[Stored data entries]
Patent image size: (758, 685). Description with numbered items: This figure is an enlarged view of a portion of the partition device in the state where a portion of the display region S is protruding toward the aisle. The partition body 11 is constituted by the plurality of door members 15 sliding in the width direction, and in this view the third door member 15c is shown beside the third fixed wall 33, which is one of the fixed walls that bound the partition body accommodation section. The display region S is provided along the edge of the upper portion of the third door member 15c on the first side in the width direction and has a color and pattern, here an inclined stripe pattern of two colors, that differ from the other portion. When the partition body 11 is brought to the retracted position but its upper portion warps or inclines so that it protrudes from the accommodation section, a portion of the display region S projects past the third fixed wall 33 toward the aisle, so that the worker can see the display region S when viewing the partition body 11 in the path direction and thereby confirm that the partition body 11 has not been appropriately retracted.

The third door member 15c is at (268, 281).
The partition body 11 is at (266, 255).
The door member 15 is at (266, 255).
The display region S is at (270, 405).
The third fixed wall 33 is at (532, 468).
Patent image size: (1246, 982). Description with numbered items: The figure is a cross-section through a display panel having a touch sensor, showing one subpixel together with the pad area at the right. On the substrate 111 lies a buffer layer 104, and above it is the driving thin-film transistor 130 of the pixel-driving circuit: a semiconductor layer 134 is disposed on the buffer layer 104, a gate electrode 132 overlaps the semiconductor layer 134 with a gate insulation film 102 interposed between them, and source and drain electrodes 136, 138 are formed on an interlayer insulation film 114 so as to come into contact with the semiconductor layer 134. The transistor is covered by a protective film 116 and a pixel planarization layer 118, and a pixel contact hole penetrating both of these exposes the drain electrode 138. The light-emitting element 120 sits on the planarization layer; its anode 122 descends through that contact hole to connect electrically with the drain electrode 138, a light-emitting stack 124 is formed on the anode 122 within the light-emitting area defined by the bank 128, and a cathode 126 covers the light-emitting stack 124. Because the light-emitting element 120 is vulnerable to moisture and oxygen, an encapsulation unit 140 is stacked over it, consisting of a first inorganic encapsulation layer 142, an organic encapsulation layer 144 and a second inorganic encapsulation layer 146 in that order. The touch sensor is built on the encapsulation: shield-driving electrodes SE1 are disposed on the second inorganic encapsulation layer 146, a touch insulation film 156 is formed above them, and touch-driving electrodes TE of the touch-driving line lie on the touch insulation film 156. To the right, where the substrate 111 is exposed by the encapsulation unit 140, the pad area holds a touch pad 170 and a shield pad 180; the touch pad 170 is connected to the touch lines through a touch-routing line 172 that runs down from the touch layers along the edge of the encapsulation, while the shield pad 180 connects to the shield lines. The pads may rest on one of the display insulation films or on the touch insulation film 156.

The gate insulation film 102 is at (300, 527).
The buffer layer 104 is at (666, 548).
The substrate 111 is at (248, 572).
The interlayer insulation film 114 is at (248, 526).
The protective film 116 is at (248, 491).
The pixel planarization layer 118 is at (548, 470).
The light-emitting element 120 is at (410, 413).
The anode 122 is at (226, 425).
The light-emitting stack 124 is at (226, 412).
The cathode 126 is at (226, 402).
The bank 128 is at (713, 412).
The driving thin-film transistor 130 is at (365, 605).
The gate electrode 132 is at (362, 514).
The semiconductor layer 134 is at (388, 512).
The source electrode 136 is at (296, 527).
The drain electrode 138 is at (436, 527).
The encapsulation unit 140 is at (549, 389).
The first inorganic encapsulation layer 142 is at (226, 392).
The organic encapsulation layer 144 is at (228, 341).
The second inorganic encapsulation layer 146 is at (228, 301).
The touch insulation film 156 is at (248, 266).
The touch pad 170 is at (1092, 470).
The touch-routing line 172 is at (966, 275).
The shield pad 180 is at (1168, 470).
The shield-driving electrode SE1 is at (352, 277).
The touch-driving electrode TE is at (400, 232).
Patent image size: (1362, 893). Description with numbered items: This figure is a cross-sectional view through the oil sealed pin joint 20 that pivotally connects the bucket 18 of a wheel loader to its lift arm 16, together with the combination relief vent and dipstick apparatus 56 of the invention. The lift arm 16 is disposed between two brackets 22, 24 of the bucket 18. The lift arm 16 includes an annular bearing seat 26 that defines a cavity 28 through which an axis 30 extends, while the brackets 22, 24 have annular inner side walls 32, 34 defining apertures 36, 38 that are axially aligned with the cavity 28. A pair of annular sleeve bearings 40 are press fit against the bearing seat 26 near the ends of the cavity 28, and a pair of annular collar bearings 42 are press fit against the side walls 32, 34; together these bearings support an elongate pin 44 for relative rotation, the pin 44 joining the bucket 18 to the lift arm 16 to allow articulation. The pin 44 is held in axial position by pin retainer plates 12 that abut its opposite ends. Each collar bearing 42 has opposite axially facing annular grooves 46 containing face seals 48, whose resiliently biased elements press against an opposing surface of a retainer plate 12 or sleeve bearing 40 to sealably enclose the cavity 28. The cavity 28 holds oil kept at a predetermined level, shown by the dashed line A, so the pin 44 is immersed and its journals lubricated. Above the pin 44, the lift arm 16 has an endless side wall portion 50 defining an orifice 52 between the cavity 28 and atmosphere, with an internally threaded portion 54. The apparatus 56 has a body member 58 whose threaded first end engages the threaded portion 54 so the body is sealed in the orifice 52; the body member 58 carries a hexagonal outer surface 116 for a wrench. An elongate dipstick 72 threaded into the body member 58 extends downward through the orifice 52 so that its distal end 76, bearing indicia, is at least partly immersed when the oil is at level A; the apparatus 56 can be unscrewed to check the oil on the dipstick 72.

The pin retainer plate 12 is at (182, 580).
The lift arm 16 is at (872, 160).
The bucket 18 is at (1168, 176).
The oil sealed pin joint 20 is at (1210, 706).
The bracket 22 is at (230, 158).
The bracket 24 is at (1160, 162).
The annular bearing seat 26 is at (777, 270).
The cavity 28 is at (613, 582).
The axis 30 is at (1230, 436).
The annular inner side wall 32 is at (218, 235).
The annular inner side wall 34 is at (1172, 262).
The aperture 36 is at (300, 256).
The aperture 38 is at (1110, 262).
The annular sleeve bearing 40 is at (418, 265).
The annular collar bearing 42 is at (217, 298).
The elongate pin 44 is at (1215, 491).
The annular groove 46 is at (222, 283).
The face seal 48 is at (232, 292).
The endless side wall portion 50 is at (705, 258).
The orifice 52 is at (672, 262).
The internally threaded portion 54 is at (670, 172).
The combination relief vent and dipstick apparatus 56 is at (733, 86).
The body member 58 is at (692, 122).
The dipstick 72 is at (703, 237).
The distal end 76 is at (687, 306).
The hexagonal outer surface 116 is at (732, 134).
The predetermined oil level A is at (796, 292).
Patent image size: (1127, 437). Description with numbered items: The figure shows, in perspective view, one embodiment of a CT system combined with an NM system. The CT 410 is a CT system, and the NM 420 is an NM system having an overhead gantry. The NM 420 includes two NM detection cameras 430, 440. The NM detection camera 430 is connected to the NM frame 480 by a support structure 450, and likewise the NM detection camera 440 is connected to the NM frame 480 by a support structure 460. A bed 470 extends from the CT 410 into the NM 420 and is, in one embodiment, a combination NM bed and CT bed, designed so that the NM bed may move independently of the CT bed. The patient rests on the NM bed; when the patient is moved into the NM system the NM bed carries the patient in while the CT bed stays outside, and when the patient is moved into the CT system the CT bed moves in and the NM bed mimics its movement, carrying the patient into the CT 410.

## THE EXERCISE
Copy out the lines from the first one through the line with "The third fixed wall 33 is at (532, 468).", including that line, word for word.

## FINISHED TASK
Patent image size: (758, 685). Description with numbered items: This figure is an enlarged view of a portion of the partition device in the state where a portion of the display region S is protruding toward the aisle. The partition body 11 is constituted by the plurality of door members 15 sliding in the width direction, and in this view the third door member 15c is shown beside the third fixed wall 33, which is one of the fixed walls that bound the partition body accommodation section. The display region S is provided along the edge of the upper portion of the third door member 15c on the first side in the width direction and has a color and pattern, here an inclined stripe pattern of two colors, that differ from the other portion. When the partition body 11 is brought to the retracted position but its upper portion warps or inclines so that it protrudes from the accommodation section, a portion of the display region S projects past the third fixed wall 33 toward the aisle, so that the worker can see the display region S when viewing the partition body 11 in the path direction and thereby confirm that the partition body 11 has not been appropriately retracted.

The third door member 15c is at (268, 281).
The partition body 11 is at (266, 255).
The door member 15 is at (266, 255).
The display region S is at (270, 405).
The third fixed wall 33 is at (532, 468).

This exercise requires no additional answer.